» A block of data
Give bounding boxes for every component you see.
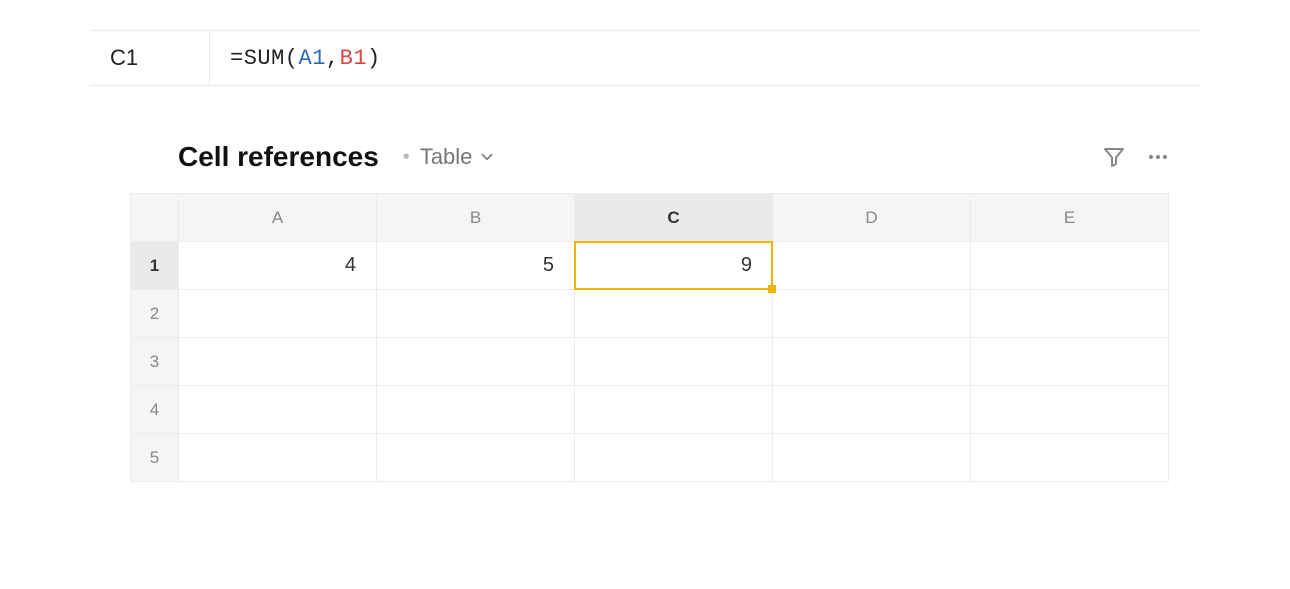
cell-c1-value: 9 <box>741 254 752 276</box>
cell-a2[interactable] <box>179 290 377 338</box>
column-header-b[interactable]: B <box>377 194 575 242</box>
formula-ref-b1: B1 <box>340 46 367 71</box>
cell-a4[interactable] <box>179 386 377 434</box>
column-header-a[interactable]: A <box>179 194 377 242</box>
cell-d3[interactable] <box>773 338 971 386</box>
row-header-2[interactable]: 2 <box>131 290 179 338</box>
fill-handle[interactable] <box>768 285 776 293</box>
cell-c3[interactable] <box>575 338 773 386</box>
table-area: Cell references • Table A B C D E <box>130 141 1170 482</box>
active-cell-reference[interactable]: C1 <box>90 31 210 85</box>
cell-c4[interactable] <box>575 386 773 434</box>
cell-e4[interactable] <box>971 386 1169 434</box>
table-header-row: Cell references • Table <box>178 141 1170 173</box>
column-header-e[interactable]: E <box>971 194 1169 242</box>
table-actions <box>1102 145 1170 169</box>
formula-bar: C1 =SUM(A1,B1) <box>90 30 1200 86</box>
cell-c1[interactable]: 9 <box>575 242 773 290</box>
cell-b3[interactable] <box>377 338 575 386</box>
cell-d4[interactable] <box>773 386 971 434</box>
column-header-c[interactable]: C <box>575 194 773 242</box>
row-header-5[interactable]: 5 <box>131 434 179 482</box>
row-header-1[interactable]: 1 <box>131 242 179 290</box>
grid-corner[interactable] <box>131 194 179 242</box>
formula-ref-a1: A1 <box>299 46 326 71</box>
formula-suffix: ) <box>367 46 381 71</box>
cell-b5[interactable] <box>377 434 575 482</box>
cell-b4[interactable] <box>377 386 575 434</box>
cell-c2[interactable] <box>575 290 773 338</box>
row-header-4[interactable]: 4 <box>131 386 179 434</box>
row-header-3[interactable]: 3 <box>131 338 179 386</box>
cell-e2[interactable] <box>971 290 1169 338</box>
cell-e3[interactable] <box>971 338 1169 386</box>
formula-input[interactable]: =SUM(A1,B1) <box>210 31 1200 85</box>
cell-a1[interactable]: 4 <box>179 242 377 290</box>
separator-dot: • <box>403 146 410 169</box>
table-title[interactable]: Cell references <box>178 141 379 173</box>
cell-e5[interactable] <box>971 434 1169 482</box>
view-type-selector[interactable]: Table <box>420 144 497 170</box>
chevron-down-icon <box>478 148 496 166</box>
more-options-icon[interactable] <box>1146 145 1170 169</box>
cell-a5[interactable] <box>179 434 377 482</box>
cell-b1[interactable]: 5 <box>377 242 575 290</box>
cell-d1[interactable] <box>773 242 971 290</box>
formula-sep: , <box>326 46 340 71</box>
filter-icon[interactable] <box>1102 145 1126 169</box>
formula-prefix: =SUM( <box>230 46 299 71</box>
column-header-d[interactable]: D <box>773 194 971 242</box>
spreadsheet-grid: A B C D E 1 4 5 9 2 3 <box>130 193 1169 482</box>
cell-d2[interactable] <box>773 290 971 338</box>
cell-c5[interactable] <box>575 434 773 482</box>
cell-e1[interactable] <box>971 242 1169 290</box>
cell-d5[interactable] <box>773 434 971 482</box>
cell-b2[interactable] <box>377 290 575 338</box>
cell-a3[interactable] <box>179 338 377 386</box>
view-type-label: Table <box>420 144 473 170</box>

» Exercise
Write out all of these lines again, swapping every "interactable" for "clickable" and changing nothing else. Leave the picture out.

» Output
Give bounding boxes for every component you see.
cell-c1-value: 9 <box>741 254 752 276</box>
cell-a2[clickable] <box>179 290 377 338</box>
column-header-b[clickable]: B <box>377 194 575 242</box>
formula-ref-b1: B1 <box>340 46 367 71</box>
cell-a4[clickable] <box>179 386 377 434</box>
column-header-a[clickable]: A <box>179 194 377 242</box>
cell-d3[clickable] <box>773 338 971 386</box>
row-header-2[clickable]: 2 <box>131 290 179 338</box>
fill-handle[clickable] <box>768 285 776 293</box>
cell-c3[clickable] <box>575 338 773 386</box>
table-area: Cell references • Table A B C D E <box>130 141 1170 482</box>
active-cell-reference[clickable]: C1 <box>90 31 210 85</box>
cell-c4[clickable] <box>575 386 773 434</box>
cell-e4[clickable] <box>971 386 1169 434</box>
table-header-row: Cell references • Table <box>178 141 1170 173</box>
column-header-e[clickable]: E <box>971 194 1169 242</box>
table-actions <box>1102 145 1170 169</box>
formula-bar: C1 =SUM(A1,B1) <box>90 30 1200 86</box>
cell-c1[clickable]: 9 <box>575 242 773 290</box>
cell-b3[clickable] <box>377 338 575 386</box>
cell-d4[clickable] <box>773 386 971 434</box>
column-header-c[clickable]: C <box>575 194 773 242</box>
row-header-5[clickable]: 5 <box>131 434 179 482</box>
row-header-1[clickable]: 1 <box>131 242 179 290</box>
grid-corner[clickable] <box>131 194 179 242</box>
formula-ref-a1: A1 <box>299 46 326 71</box>
formula-suffix: ) <box>367 46 381 71</box>
cell-b5[clickable] <box>377 434 575 482</box>
cell-b4[clickable] <box>377 386 575 434</box>
cell-c2[clickable] <box>575 290 773 338</box>
row-header-4[clickable]: 4 <box>131 386 179 434</box>
row-header-3[clickable]: 3 <box>131 338 179 386</box>
cell-e2[clickable] <box>971 290 1169 338</box>
cell-e3[clickable] <box>971 338 1169 386</box>
formula-input[clickable]: =SUM(A1,B1) <box>210 31 1200 85</box>
cell-a1[clickable]: 4 <box>179 242 377 290</box>
separator-dot: • <box>403 146 410 169</box>
table-title[clickable]: Cell references <box>178 141 379 173</box>
cell-e5[clickable] <box>971 434 1169 482</box>
view-type-selector[clickable]: Table <box>420 144 497 170</box>
chevron-down-icon <box>478 148 496 166</box>
more-options-icon[clickable] <box>1146 145 1170 169</box>
cell-a5[clickable] <box>179 434 377 482</box>
cell-b1[clickable]: 5 <box>377 242 575 290</box>
cell-d1[clickable] <box>773 242 971 290</box>
formula-sep: , <box>326 46 340 71</box>
filter-icon[clickable] <box>1102 145 1126 169</box>
formula-prefix: =SUM( <box>230 46 299 71</box>
column-header-d[clickable]: D <box>773 194 971 242</box>
spreadsheet-grid: A B C D E 1 4 5 9 2 3 <box>130 193 1169 482</box>
cell-d2[clickable] <box>773 290 971 338</box>
cell-c5[clickable] <box>575 434 773 482</box>
cell-e1[clickable] <box>971 242 1169 290</box>
cell-d5[clickable] <box>773 434 971 482</box>
cell-b2[clickable] <box>377 290 575 338</box>
cell-a3[clickable] <box>179 338 377 386</box>
view-type-label: Table <box>420 144 473 170</box>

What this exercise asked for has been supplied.